[Aim of the exercise] Every record here needs to be written out again exactly.

Records from a collection of figures

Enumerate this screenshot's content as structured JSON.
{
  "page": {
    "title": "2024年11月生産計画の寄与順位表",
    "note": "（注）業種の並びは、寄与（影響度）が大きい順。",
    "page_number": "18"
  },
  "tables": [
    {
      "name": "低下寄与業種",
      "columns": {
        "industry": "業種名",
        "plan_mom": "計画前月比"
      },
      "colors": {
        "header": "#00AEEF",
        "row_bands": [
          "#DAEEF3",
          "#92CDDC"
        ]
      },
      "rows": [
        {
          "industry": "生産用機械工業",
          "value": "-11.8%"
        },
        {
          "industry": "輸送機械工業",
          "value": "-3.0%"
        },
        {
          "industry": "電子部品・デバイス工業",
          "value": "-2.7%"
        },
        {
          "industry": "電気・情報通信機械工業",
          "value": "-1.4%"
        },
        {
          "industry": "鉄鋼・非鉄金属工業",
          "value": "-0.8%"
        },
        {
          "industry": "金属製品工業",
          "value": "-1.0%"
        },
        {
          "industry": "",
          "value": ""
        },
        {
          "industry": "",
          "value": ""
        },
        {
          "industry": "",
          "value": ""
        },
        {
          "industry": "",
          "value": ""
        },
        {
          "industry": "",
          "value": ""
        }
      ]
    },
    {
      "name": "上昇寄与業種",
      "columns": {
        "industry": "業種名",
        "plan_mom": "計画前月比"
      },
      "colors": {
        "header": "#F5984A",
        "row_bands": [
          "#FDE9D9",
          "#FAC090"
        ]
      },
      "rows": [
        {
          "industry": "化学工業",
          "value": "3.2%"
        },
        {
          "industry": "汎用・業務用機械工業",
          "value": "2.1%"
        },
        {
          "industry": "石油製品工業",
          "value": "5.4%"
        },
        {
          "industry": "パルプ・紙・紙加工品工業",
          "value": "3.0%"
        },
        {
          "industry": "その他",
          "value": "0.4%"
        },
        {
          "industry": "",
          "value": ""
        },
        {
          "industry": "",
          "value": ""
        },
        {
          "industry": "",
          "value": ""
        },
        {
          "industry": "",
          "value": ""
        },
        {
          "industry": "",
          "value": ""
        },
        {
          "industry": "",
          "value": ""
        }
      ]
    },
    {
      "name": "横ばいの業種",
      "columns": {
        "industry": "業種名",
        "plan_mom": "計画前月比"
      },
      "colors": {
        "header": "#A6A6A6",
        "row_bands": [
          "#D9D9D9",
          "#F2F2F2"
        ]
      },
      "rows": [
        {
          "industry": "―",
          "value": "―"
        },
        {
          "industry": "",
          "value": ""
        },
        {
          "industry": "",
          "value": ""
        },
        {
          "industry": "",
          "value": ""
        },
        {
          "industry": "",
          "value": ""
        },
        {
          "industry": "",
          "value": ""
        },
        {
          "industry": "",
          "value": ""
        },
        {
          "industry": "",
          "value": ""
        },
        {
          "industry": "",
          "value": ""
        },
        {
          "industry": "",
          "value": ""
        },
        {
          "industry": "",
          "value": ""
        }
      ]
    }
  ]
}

[Solved problem]
Enumerate this screenshot's content as structured JSON.
{
  "page": {
    "title": "2024年11月生産計画の寄与順位表",
    "note": "（注）業種の並びは、寄与（影響度）が大きい順。",
    "page_number": "18"
  },
  "tables": [
    {
      "name": "低下寄与業種",
      "columns": {
        "industry": "業種名",
        "plan_mom": "計画前月比"
      },
      "colors": {
        "header": "#00AEEF",
        "row_bands": [
          "#DAEEF3",
          "#92CDDC"
        ]
      },
      "rows": [
        {
          "industry": "生産用機械工業",
          "value": "-11.8%"
        },
        {
          "industry": "輸送機械工業",
          "value": "-3.0%"
        },
        {
          "industry": "電子部品・デバイス工業",
          "value": "-2.7%"
        },
        {
          "industry": "電気・情報通信機械工業",
          "value": "-1.4%"
        },
        {
          "industry": "鉄鋼・非鉄金属工業",
          "value": "-0.8%"
        },
        {
          "industry": "金属製品工業",
          "value": "-1.0%"
        },
        {
          "industry": "",
          "value": ""
        },
        {
          "industry": "",
          "value": ""
        },
        {
          "industry": "",
          "value": ""
        },
        {
          "industry": "",
          "value": ""
        },
        {
          "industry": "",
          "value": ""
        }
      ]
    },
    {
      "name": "上昇寄与業種",
      "columns": {
        "industry": "業種名",
        "plan_mom": "計画前月比"
      },
      "colors": {
        "header": "#F5984A",
        "row_bands": [
          "#FDE9D9",
          "#FAC090"
        ]
      },
      "rows": [
        {
          "industry": "化学工業",
          "value": "3.2%"
        },
        {
          "industry": "汎用・業務用機械工業",
          "value": "2.1%"
        },
        {
          "industry": "石油製品工業",
          "value": "5.4%"
        },
        {
          "industry": "パルプ・紙・紙加工品工業",
          "value": "3.0%"
        },
        {
          "industry": "その他",
          "value": "0.4%"
        },
        {
          "industry": "",
          "value": ""
        },
        {
          "industry": "",
          "value": ""
        },
        {
          "industry": "",
          "value": ""
        },
        {
          "industry": "",
          "value": ""
        },
        {
          "industry": "",
          "value": ""
        },
        {
          "industry": "",
          "value": ""
        }
      ]
    },
    {
      "name": "横ばいの業種",
      "columns": {
        "industry": "業種名",
        "plan_mom": "計画前月比"
      },
      "colors": {
        "header": "#A6A6A6",
        "row_bands": [
          "#D9D9D9",
          "#F2F2F2"
        ]
      },
      "rows": [
        {
          "industry": "―",
          "value": "―"
        },
        {
          "industry": "",
          "value": ""
        },
        {
          "industry": "",
          "value": ""
        },
        {
          "industry": "",
          "value": ""
        },
        {
          "industry": "",
          "value": ""
        },
        {
          "industry": "",
          "value": ""
        },
        {
          "industry": "",
          "value": ""
        },
        {
          "industry": "",
          "value": ""
        },
        {
          "industry": "",
          "value": ""
        },
        {
          "industry": "",
          "value": ""
        },
        {
          "industry": "",
          "value": ""
        }
      ]
    }
  ]
}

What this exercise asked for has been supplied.